╭─ Data extract

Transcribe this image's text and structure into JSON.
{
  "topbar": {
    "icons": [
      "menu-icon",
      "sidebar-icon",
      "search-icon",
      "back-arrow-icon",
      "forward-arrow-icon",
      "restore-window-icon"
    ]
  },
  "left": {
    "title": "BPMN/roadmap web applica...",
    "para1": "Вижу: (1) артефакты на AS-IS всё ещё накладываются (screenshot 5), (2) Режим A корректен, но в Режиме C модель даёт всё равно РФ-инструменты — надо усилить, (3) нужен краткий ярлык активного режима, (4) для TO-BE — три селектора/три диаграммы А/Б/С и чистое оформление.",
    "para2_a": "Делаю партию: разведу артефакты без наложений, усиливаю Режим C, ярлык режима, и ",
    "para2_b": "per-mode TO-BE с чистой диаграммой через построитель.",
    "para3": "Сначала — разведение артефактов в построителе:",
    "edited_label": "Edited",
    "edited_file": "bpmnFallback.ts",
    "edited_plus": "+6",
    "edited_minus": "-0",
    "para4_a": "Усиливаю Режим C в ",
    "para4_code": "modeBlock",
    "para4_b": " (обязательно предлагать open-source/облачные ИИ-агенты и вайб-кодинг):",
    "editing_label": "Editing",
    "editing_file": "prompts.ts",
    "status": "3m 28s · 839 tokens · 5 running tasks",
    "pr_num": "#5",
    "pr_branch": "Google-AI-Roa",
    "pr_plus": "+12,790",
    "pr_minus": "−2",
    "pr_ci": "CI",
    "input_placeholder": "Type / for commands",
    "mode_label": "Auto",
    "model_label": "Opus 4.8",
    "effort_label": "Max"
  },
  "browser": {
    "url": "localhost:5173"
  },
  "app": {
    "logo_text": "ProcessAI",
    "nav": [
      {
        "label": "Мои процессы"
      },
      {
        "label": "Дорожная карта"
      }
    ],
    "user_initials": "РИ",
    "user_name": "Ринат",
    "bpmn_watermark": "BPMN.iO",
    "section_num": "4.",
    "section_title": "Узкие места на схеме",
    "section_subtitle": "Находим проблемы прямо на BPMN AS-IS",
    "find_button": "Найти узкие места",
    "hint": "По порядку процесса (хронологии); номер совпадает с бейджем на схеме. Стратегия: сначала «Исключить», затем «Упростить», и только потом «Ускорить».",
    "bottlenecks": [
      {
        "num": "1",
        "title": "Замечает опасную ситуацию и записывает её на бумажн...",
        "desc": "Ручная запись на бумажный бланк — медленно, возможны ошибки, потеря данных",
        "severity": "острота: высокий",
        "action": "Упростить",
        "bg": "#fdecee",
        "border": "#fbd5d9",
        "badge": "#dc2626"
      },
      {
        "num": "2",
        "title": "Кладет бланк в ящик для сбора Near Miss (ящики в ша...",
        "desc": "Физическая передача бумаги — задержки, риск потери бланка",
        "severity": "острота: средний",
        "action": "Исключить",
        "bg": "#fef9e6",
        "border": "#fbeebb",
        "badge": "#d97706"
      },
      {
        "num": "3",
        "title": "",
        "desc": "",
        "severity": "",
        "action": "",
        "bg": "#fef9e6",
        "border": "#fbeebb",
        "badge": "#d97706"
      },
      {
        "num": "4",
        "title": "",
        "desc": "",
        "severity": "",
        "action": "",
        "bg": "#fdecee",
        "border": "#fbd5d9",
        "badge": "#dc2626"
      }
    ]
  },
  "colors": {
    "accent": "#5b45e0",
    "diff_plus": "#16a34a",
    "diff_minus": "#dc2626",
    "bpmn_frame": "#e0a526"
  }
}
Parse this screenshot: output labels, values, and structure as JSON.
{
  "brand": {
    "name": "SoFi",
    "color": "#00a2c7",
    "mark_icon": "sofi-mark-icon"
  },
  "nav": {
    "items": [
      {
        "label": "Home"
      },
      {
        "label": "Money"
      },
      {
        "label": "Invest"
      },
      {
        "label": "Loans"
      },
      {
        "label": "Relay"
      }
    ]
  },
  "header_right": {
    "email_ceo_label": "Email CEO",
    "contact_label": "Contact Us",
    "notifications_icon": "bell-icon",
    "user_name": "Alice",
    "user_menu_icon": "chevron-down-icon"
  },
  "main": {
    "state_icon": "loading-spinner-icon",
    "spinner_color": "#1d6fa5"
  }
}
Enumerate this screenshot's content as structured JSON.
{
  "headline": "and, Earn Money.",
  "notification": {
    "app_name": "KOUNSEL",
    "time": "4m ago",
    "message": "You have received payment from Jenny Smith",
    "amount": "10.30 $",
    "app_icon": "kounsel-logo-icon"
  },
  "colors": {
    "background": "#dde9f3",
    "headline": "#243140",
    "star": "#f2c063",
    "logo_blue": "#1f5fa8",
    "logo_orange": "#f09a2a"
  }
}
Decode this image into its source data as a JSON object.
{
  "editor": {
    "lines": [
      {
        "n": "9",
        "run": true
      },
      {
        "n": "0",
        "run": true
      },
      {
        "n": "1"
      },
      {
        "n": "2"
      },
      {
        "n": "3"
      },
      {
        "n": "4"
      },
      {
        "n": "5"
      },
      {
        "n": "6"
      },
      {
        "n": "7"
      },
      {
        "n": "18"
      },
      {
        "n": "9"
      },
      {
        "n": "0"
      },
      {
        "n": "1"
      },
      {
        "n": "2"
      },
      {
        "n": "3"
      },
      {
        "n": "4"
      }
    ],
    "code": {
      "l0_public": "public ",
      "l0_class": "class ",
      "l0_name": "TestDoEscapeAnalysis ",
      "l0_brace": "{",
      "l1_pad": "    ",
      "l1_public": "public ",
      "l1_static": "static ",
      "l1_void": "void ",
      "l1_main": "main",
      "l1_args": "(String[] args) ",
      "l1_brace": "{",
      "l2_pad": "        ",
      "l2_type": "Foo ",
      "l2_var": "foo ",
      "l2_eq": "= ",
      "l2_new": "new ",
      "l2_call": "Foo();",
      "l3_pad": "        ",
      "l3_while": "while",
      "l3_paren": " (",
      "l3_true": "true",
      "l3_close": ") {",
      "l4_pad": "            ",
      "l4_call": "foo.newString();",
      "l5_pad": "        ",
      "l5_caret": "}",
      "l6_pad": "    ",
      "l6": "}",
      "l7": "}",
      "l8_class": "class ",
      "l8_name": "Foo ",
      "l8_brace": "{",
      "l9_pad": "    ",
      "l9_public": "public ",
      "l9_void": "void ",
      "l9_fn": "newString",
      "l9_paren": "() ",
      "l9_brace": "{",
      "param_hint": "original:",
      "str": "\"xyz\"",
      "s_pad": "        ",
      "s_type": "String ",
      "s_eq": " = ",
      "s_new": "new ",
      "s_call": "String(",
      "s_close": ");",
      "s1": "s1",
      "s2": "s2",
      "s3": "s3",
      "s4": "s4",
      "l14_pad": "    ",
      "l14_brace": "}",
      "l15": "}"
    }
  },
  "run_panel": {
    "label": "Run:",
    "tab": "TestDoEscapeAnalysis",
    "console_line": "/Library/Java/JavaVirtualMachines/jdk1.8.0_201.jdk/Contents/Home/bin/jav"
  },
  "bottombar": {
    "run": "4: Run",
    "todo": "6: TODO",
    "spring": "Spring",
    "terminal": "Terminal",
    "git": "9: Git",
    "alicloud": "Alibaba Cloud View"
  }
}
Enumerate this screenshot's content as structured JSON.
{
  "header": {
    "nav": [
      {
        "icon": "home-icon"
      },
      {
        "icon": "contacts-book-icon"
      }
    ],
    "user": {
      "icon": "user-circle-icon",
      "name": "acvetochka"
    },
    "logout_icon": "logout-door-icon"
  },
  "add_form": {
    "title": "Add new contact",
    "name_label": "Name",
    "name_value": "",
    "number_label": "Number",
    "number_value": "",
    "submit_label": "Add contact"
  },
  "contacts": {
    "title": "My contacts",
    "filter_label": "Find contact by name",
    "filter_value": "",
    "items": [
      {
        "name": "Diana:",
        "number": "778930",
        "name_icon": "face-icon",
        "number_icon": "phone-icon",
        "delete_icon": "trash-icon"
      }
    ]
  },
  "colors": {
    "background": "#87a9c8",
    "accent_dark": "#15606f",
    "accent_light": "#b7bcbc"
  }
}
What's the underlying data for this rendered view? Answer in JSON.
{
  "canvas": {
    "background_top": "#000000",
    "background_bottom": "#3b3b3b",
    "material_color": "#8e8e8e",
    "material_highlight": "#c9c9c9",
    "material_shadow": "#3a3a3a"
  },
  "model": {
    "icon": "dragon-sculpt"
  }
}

╰─

Identify all lines in the records above with the word "public".

      "l0_public": "public ",
      "l1_public": "public ",
      "l9_public": "public ",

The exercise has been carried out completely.